The request:
Write out the full set of records below exactly.

Data rows:
:::

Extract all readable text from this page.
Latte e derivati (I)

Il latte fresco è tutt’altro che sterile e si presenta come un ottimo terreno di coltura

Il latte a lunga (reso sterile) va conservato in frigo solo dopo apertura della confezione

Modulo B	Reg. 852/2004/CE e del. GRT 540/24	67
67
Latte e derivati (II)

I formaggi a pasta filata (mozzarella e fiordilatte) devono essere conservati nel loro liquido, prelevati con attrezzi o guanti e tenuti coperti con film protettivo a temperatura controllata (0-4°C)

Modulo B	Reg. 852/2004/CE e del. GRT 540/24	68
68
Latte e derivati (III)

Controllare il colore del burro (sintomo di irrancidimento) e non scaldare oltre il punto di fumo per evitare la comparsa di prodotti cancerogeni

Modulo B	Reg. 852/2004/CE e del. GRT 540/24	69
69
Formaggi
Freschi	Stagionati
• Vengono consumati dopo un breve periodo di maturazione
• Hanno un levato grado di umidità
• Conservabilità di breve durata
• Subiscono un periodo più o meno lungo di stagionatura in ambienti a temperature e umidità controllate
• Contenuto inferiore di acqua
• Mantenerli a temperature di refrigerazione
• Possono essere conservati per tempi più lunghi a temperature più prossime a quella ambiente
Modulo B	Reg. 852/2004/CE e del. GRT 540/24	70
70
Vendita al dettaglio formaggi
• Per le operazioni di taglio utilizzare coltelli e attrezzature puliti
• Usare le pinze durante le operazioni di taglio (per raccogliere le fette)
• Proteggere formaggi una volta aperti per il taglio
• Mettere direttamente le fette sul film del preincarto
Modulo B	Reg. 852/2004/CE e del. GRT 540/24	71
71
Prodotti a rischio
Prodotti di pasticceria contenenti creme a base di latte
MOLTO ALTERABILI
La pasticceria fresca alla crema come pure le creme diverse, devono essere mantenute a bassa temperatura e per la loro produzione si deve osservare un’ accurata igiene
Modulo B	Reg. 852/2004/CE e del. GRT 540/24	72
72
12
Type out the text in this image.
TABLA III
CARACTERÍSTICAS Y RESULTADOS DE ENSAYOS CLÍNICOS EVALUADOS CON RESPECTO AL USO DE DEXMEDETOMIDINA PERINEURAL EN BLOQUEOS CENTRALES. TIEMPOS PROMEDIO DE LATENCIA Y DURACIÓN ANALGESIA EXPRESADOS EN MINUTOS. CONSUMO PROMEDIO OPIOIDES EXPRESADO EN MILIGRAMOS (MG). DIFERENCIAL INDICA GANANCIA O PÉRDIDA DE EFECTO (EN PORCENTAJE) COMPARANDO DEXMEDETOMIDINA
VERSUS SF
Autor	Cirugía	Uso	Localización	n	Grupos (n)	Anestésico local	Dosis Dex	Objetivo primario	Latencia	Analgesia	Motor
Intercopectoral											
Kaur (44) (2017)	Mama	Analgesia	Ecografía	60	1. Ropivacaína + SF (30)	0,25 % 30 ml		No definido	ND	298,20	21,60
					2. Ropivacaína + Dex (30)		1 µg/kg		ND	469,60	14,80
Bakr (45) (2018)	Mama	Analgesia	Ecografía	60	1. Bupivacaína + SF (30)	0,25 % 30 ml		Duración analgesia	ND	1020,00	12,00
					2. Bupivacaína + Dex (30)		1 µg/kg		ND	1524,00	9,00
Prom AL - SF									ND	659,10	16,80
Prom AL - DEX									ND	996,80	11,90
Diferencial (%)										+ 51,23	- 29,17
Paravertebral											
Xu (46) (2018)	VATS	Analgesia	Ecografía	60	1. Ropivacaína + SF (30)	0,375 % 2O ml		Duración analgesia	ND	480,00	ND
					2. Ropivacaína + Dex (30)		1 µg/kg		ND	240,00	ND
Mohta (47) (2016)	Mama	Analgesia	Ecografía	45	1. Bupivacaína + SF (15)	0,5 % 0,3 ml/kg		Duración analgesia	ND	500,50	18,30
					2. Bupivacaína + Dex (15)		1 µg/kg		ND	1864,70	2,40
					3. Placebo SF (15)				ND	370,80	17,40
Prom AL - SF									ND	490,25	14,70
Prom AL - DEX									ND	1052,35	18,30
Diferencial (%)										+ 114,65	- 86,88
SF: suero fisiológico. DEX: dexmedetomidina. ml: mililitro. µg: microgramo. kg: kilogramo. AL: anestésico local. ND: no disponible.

:::

Result of this exercise:
Extract all readable text from this page.
Latte e derivati (I)

Il latte fresco è tutt’altro che sterile e si presenta come un ottimo terreno di coltura

Il latte a lunga (reso sterile) va conservato in frigo solo dopo apertura della confezione

Modulo B	Reg. 852/2004/CE e del. GRT 540/24	67
67
Latte e derivati (II)

I formaggi a pasta filata (mozzarella e fiordilatte) devono essere conservati nel loro liquido, prelevati con attrezzi o guanti e tenuti coperti con film protettivo a temperatura controllata (0-4°C)

Modulo B	Reg. 852/2004/CE e del. GRT 540/24	68
68
Latte e derivati (III)

Controllare il colore del burro (sintomo di irrancidimento) e non scaldare oltre il punto di fumo per evitare la comparsa di prodotti cancerogeni

Modulo B	Reg. 852/2004/CE e del. GRT 540/24	69
69
Formaggi
Freschi	Stagionati
• Vengono consumati dopo un breve periodo di maturazione
• Hanno un levato grado di umidità
• Conservabilità di breve durata
• Subiscono un periodo più o meno lungo di stagionatura in ambienti a temperature e umidità controllate
• Contenuto inferiore di acqua
• Mantenerli a temperature di refrigerazione
• Possono essere conservati per tempi più lunghi a temperature più prossime a quella ambiente
Modulo B	Reg. 852/2004/CE e del. GRT 540/24	70
70
Vendita al dettaglio formaggi
• Per le operazioni di taglio utilizzare coltelli e attrezzature puliti
• Usare le pinze durante le operazioni di taglio (per raccogliere le fette)
• Proteggere formaggi una volta aperti per il taglio
• Mettere direttamente le fette sul film del preincarto
Modulo B	Reg. 852/2004/CE e del. GRT 540/24	71
71
Prodotti a rischio
Prodotti di pasticceria contenenti creme a base di latte
MOLTO ALTERABILI
La pasticceria fresca alla crema come pure le creme diverse, devono essere mantenute a bassa temperatura e per la loro produzione si deve osservare un’ accurata igiene
Modulo B	Reg. 852/2004/CE e del. GRT 540/24	72
72
12
Type out the text in this image.
TABLA III
CARACTERÍSTICAS Y RESULTADOS DE ENSAYOS CLÍNICOS EVALUADOS CON RESPECTO AL USO DE DEXMEDETOMIDINA PERINEURAL EN BLOQUEOS CENTRALES. TIEMPOS PROMEDIO DE LATENCIA Y DURACIÓN ANALGESIA EXPRESADOS EN MINUTOS. CONSUMO PROMEDIO OPIOIDES EXPRESADO EN MILIGRAMOS (MG). DIFERENCIAL INDICA GANANCIA O PÉRDIDA DE EFECTO (EN PORCENTAJE) COMPARANDO DEXMEDETOMIDINA
VERSUS SF
Autor	Cirugía	Uso	Localización	n	Grupos (n)	Anestésico local	Dosis Dex	Objetivo primario	Latencia	Analgesia	Motor
Intercopectoral											
Kaur (44) (2017)	Mama	Analgesia	Ecografía	60	1. Ropivacaína + SF (30)	0,25 % 30 ml		No definido	ND	298,20	21,60
					2. Ropivacaína + Dex (30)		1 µg/kg		ND	469,60	14,80
Bakr (45) (2018)	Mama	Analgesia	Ecografía	60	1. Bupivacaína + SF (30)	0,25 % 30 ml		Duración analgesia	ND	1020,00	12,00
					2. Bupivacaína + Dex (30)		1 µg/kg		ND	1524,00	9,00
Prom AL - SF									ND	659,10	16,80
Prom AL - DEX									ND	996,80	11,90
Diferencial (%)										+ 51,23	- 29,17
Paravertebral											
Xu (46) (2018)	VATS	Analgesia	Ecografía	60	1. Ropivacaína + SF (30)	0,375 % 2O ml		Duración analgesia	ND	480,00	ND
					2. Ropivacaína + Dex (30)		1 µg/kg		ND	240,00	ND
Mohta (47) (2016)	Mama	Analgesia	Ecografía	45	1. Bupivacaína + SF (15)	0,5 % 0,3 ml/kg		Duración analgesia	ND	500,50	18,30
					2. Bupivacaína + Dex (15)		1 µg/kg		ND	1864,70	2,40
					3. Placebo SF (15)				ND	370,80	17,40
Prom AL - SF									ND	490,25	14,70
Prom AL - DEX									ND	1052,35	18,30
Diferencial (%)										+ 114,65	- 86,88
SF: suero fisiológico. DEX: dexmedetomidina. ml: mililitro. µg: microgramo. kg: kilogramo. AL: anestésico local. ND: no disponible.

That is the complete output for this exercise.